## Stated goal
The data below is to be returned in full and exactly.

# START OF Material provided

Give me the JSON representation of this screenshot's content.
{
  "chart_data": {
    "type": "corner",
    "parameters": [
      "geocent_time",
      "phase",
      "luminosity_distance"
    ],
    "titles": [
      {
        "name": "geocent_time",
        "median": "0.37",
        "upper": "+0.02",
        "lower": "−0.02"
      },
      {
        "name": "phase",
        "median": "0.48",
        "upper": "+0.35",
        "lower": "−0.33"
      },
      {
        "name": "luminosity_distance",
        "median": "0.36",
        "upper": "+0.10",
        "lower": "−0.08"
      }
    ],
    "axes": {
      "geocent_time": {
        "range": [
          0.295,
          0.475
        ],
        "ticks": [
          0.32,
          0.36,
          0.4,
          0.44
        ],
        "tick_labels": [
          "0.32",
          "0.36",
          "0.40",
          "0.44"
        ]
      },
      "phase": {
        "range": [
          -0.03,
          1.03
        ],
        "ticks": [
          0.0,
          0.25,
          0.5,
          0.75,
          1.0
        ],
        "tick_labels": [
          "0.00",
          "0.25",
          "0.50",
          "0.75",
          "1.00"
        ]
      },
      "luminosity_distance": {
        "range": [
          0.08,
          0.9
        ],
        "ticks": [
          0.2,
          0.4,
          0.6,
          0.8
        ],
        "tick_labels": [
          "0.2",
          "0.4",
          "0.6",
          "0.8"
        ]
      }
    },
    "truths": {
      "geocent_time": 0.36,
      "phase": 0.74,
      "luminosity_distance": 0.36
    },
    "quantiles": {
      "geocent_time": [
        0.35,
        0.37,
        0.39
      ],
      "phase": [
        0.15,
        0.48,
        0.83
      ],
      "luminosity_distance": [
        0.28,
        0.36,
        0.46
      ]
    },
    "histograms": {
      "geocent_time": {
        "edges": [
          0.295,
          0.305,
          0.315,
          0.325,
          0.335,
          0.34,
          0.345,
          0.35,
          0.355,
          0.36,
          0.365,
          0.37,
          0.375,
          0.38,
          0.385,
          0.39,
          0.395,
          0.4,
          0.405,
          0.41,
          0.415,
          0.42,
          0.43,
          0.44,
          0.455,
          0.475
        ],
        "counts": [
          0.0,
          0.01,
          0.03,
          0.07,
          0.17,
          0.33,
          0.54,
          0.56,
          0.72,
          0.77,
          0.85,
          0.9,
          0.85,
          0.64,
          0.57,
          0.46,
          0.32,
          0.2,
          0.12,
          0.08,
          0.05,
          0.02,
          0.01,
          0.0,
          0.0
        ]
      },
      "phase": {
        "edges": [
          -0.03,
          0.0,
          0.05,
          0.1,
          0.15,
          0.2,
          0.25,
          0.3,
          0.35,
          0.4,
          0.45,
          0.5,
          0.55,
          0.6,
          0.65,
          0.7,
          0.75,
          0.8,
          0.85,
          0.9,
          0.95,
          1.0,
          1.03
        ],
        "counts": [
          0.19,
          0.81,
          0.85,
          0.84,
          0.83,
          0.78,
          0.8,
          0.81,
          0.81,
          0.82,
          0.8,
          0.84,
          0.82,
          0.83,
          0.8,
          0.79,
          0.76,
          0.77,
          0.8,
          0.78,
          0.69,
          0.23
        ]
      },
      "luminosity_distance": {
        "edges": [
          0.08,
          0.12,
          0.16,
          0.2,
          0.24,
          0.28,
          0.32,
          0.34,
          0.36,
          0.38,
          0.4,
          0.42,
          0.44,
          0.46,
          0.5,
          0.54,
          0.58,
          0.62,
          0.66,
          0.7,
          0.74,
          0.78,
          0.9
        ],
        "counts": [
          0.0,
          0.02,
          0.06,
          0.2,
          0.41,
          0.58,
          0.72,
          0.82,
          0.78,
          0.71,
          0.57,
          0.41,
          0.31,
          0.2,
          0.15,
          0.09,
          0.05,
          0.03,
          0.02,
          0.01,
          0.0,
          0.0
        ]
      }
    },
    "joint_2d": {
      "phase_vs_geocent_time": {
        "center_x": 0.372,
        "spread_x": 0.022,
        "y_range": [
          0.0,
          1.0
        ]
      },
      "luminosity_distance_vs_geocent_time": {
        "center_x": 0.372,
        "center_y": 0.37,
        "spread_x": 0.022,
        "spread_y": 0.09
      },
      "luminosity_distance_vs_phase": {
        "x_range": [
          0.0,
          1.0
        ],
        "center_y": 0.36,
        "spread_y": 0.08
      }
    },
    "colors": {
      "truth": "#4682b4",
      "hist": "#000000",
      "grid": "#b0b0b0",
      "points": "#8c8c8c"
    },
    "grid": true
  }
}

# END OF Material provided

## Response to this exercise
Give me the JSON representation of this screenshot's content.
{
  "chart_data": {
    "type": "corner",
    "parameters": [
      "geocent_time",
      "phase",
      "luminosity_distance"
    ],
    "titles": [
      {
        "name": "geocent_time",
        "median": "0.37",
        "upper": "+0.02",
        "lower": "−0.02"
      },
      {
        "name": "phase",
        "median": "0.48",
        "upper": "+0.35",
        "lower": "−0.33"
      },
      {
        "name": "luminosity_distance",
        "median": "0.36",
        "upper": "+0.10",
        "lower": "−0.08"
      }
    ],
    "axes": {
      "geocent_time": {
        "range": [
          0.295,
          0.475
        ],
        "ticks": [
          0.32,
          0.36,
          0.4,
          0.44
        ],
        "tick_labels": [
          "0.32",
          "0.36",
          "0.40",
          "0.44"
        ]
      },
      "phase": {
        "range": [
          -0.03,
          1.03
        ],
        "ticks": [
          0.0,
          0.25,
          0.5,
          0.75,
          1.0
        ],
        "tick_labels": [
          "0.00",
          "0.25",
          "0.50",
          "0.75",
          "1.00"
        ]
      },
      "luminosity_distance": {
        "range": [
          0.08,
          0.9
        ],
        "ticks": [
          0.2,
          0.4,
          0.6,
          0.8
        ],
        "tick_labels": [
          "0.2",
          "0.4",
          "0.6",
          "0.8"
        ]
      }
    },
    "truths": {
      "geocent_time": 0.36,
      "phase": 0.74,
      "luminosity_distance": 0.36
    },
    "quantiles": {
      "geocent_time": [
        0.35,
        0.37,
        0.39
      ],
      "phase": [
        0.15,
        0.48,
        0.83
      ],
      "luminosity_distance": [
        0.28,
        0.36,
        0.46
      ]
    },
    "histograms": {
      "geocent_time": {
        "edges": [
          0.295,
          0.305,
          0.315,
          0.325,
          0.335,
          0.34,
          0.345,
          0.35,
          0.355,
          0.36,
          0.365,
          0.37,
          0.375,
          0.38,
          0.385,
          0.39,
          0.395,
          0.4,
          0.405,
          0.41,
          0.415,
          0.42,
          0.43,
          0.44,
          0.455,
          0.475
        ],
        "counts": [
          0.0,
          0.01,
          0.03,
          0.07,
          0.17,
          0.33,
          0.54,
          0.56,
          0.72,
          0.77,
          0.85,
          0.9,
          0.85,
          0.64,
          0.57,
          0.46,
          0.32,
          0.2,
          0.12,
          0.08,
          0.05,
          0.02,
          0.01,
          0.0,
          0.0
        ]
      },
      "phase": {
        "edges": [
          -0.03,
          0.0,
          0.05,
          0.1,
          0.15,
          0.2,
          0.25,
          0.3,
          0.35,
          0.4,
          0.45,
          0.5,
          0.55,
          0.6,
          0.65,
          0.7,
          0.75,
          0.8,
          0.85,
          0.9,
          0.95,
          1.0,
          1.03
        ],
        "counts": [
          0.19,
          0.81,
          0.85,
          0.84,
          0.83,
          0.78,
          0.8,
          0.81,
          0.81,
          0.82,
          0.8,
          0.84,
          0.82,
          0.83,
          0.8,
          0.79,
          0.76,
          0.77,
          0.8,
          0.78,
          0.69,
          0.23
        ]
      },
      "luminosity_distance": {
        "edges": [
          0.08,
          0.12,
          0.16,
          0.2,
          0.24,
          0.28,
          0.32,
          0.34,
          0.36,
          0.38,
          0.4,
          0.42,
          0.44,
          0.46,
          0.5,
          0.54,
          0.58,
          0.62,
          0.66,
          0.7,
          0.74,
          0.78,
          0.9
        ],
        "counts": [
          0.0,
          0.02,
          0.06,
          0.2,
          0.41,
          0.58,
          0.72,
          0.82,
          0.78,
          0.71,
          0.57,
          0.41,
          0.31,
          0.2,
          0.15,
          0.09,
          0.05,
          0.03,
          0.02,
          0.01,
          0.0,
          0.0
        ]
      }
    },
    "joint_2d": {
      "phase_vs_geocent_time": {
        "center_x": 0.372,
        "spread_x": 0.022,
        "y_range": [
          0.0,
          1.0
        ]
      },
      "luminosity_distance_vs_geocent_time": {
        "center_x": 0.372,
        "center_y": 0.37,
        "spread_x": 0.022,
        "spread_y": 0.09
      },
      "luminosity_distance_vs_phase": {
        "x_range": [
          0.0,
          1.0
        ],
        "center_y": 0.36,
        "spread_y": 0.08
      }
    },
    "colors": {
      "truth": "#4682b4",
      "hist": "#000000",
      "grid": "#b0b0b0",
      "points": "#8c8c8c"
    },
    "grid": true
  }
}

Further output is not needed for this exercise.